──────── INPUT DATA

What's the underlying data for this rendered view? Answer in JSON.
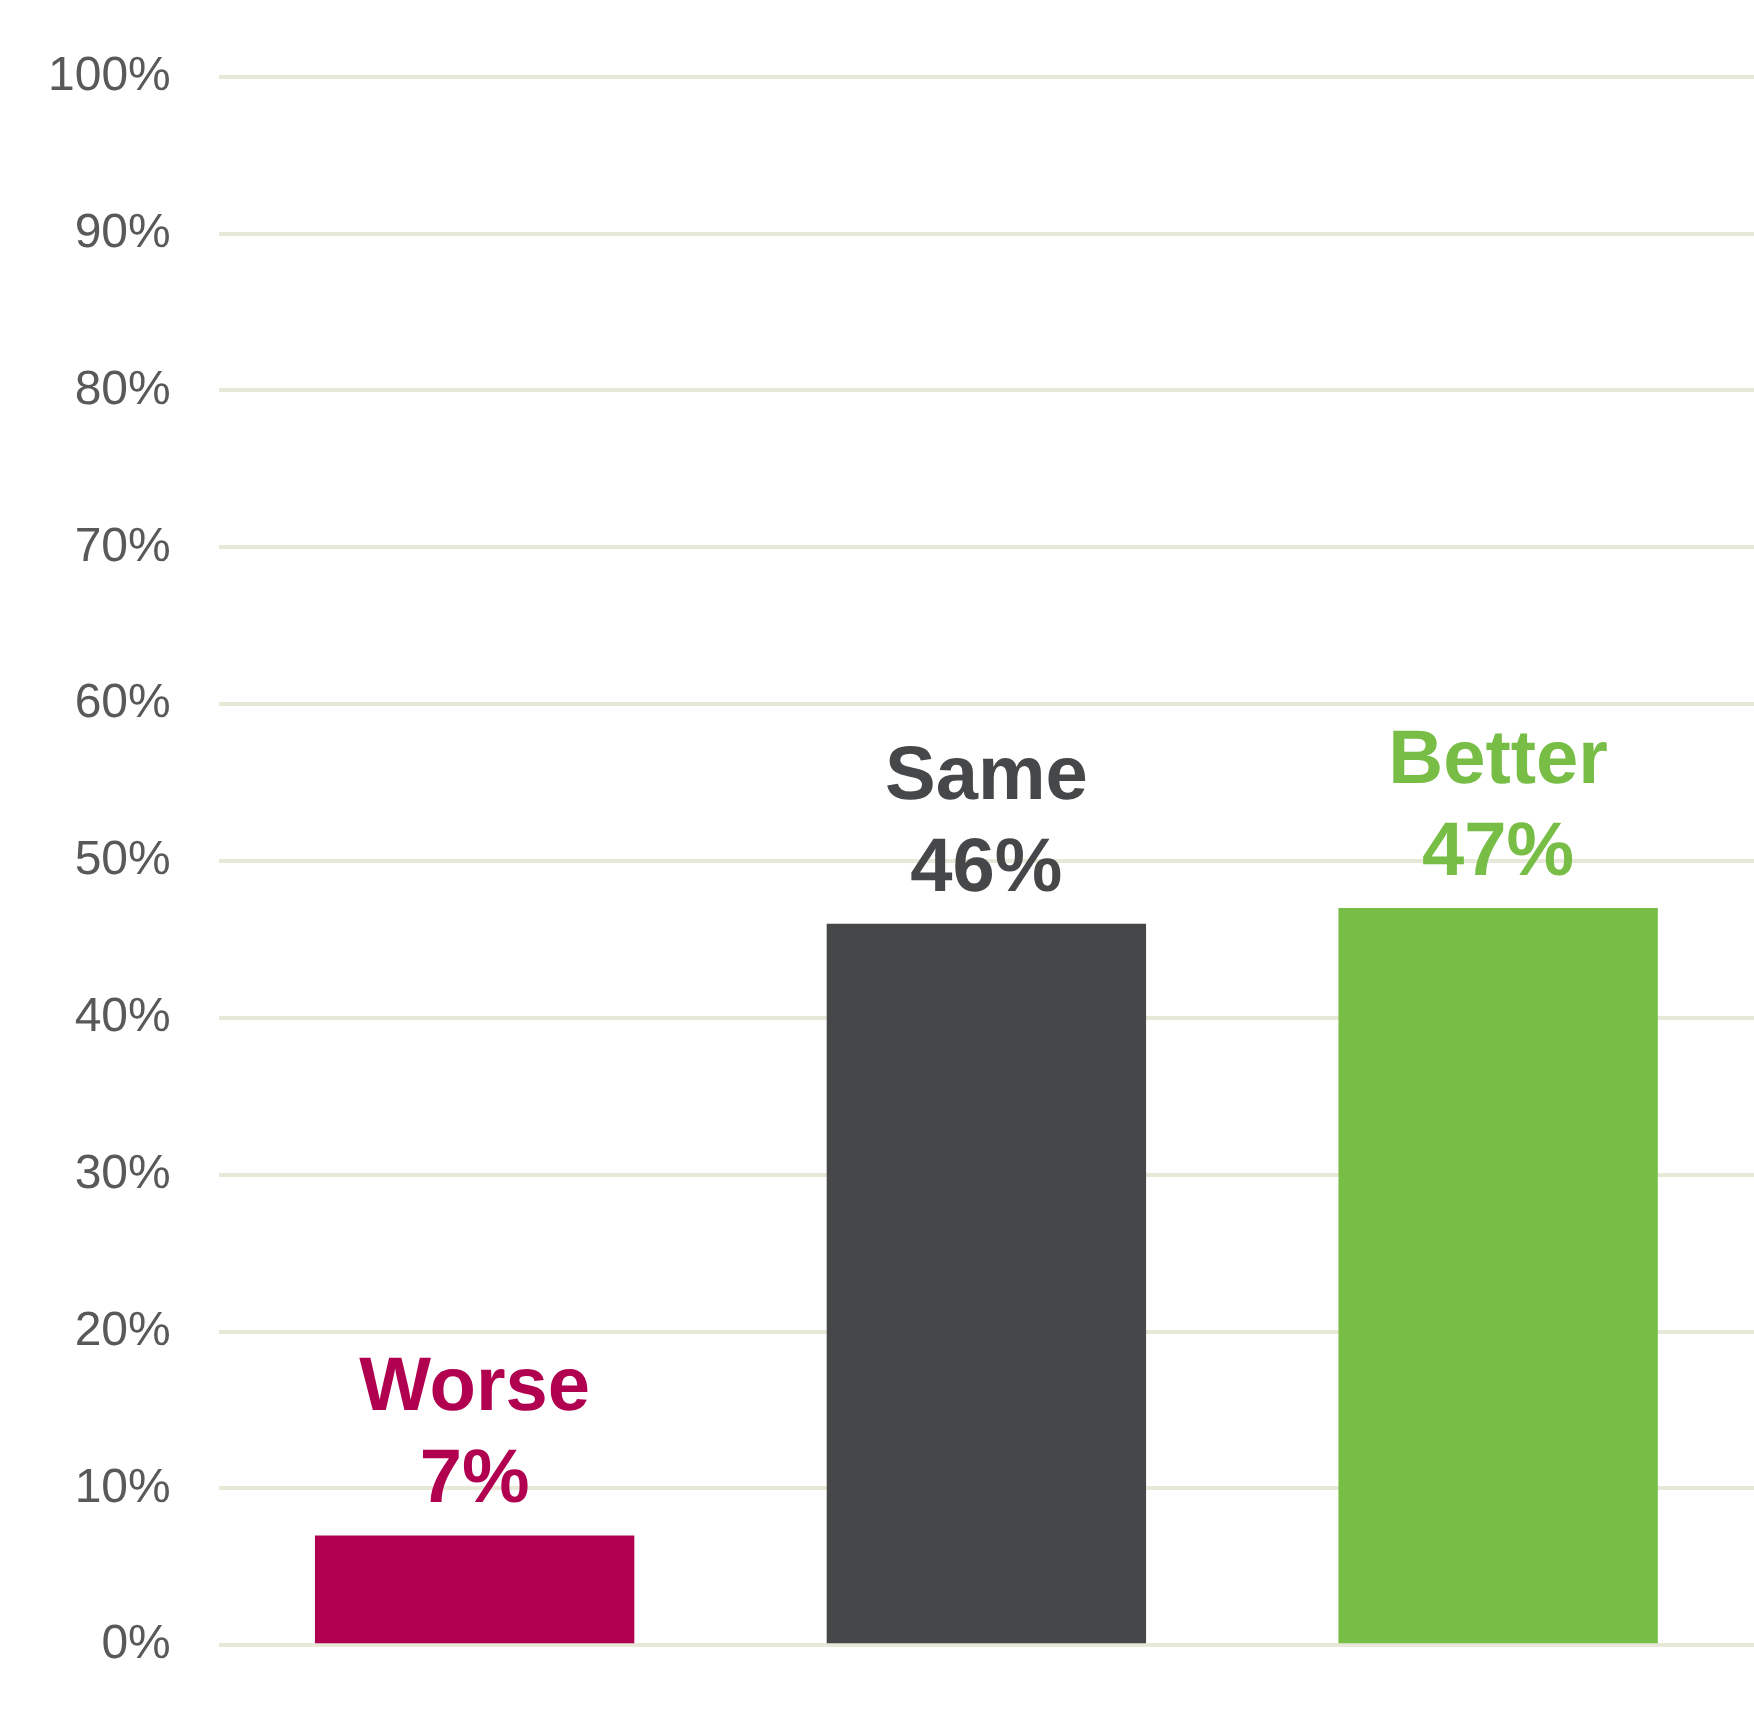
{
  "chart_data": {
    "type": "bar",
    "categories": [
      "Worse",
      "Same",
      "Better"
    ],
    "values": [
      7,
      46,
      47
    ],
    "colors": [
      "#b0004f",
      "#464749",
      "#78be46"
    ],
    "value_labels": [
      "7%",
      "46%",
      "47%"
    ],
    "ylim": [
      0,
      100
    ],
    "yticks": [
      {
        "value": 0,
        "label": "0%"
      },
      {
        "value": 10,
        "label": "10%"
      },
      {
        "value": 20,
        "label": "20%"
      },
      {
        "value": 30,
        "label": "30%"
      },
      {
        "value": 40,
        "label": "40%"
      },
      {
        "value": 50,
        "label": "50%"
      },
      {
        "value": 60,
        "label": "60%"
      },
      {
        "value": 70,
        "label": "70%"
      },
      {
        "value": 80,
        "label": "80%"
      },
      {
        "value": 90,
        "label": "90%"
      },
      {
        "value": 100,
        "label": "100%"
      }
    ],
    "grid": "y",
    "tick_labels": "y"
  }
}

────────────────

- _REQUIRED WORK_:
Print the whole listing above once more, word for word, without its pictures.

- _ANSWER TO THE PROBLEM_:
What's the underlying data for this rendered view? Answer in JSON.
{
  "chart_data": {
    "type": "bar",
    "categories": [
      "Worse",
      "Same",
      "Better"
    ],
    "values": [
      7,
      46,
      47
    ],
    "colors": [
      "#b0004f",
      "#464749",
      "#78be46"
    ],
    "value_labels": [
      "7%",
      "46%",
      "47%"
    ],
    "ylim": [
      0,
      100
    ],
    "yticks": [
      {
        "value": 0,
        "label": "0%"
      },
      {
        "value": 10,
        "label": "10%"
      },
      {
        "value": 20,
        "label": "20%"
      },
      {
        "value": 30,
        "label": "30%"
      },
      {
        "value": 40,
        "label": "40%"
      },
      {
        "value": 50,
        "label": "50%"
      },
      {
        "value": 60,
        "label": "60%"
      },
      {
        "value": 70,
        "label": "70%"
      },
      {
        "value": 80,
        "label": "80%"
      },
      {
        "value": 90,
        "label": "90%"
      },
      {
        "value": 100,
        "label": "100%"
      }
    ],
    "grid": "y",
    "tick_labels": "y"
  }
}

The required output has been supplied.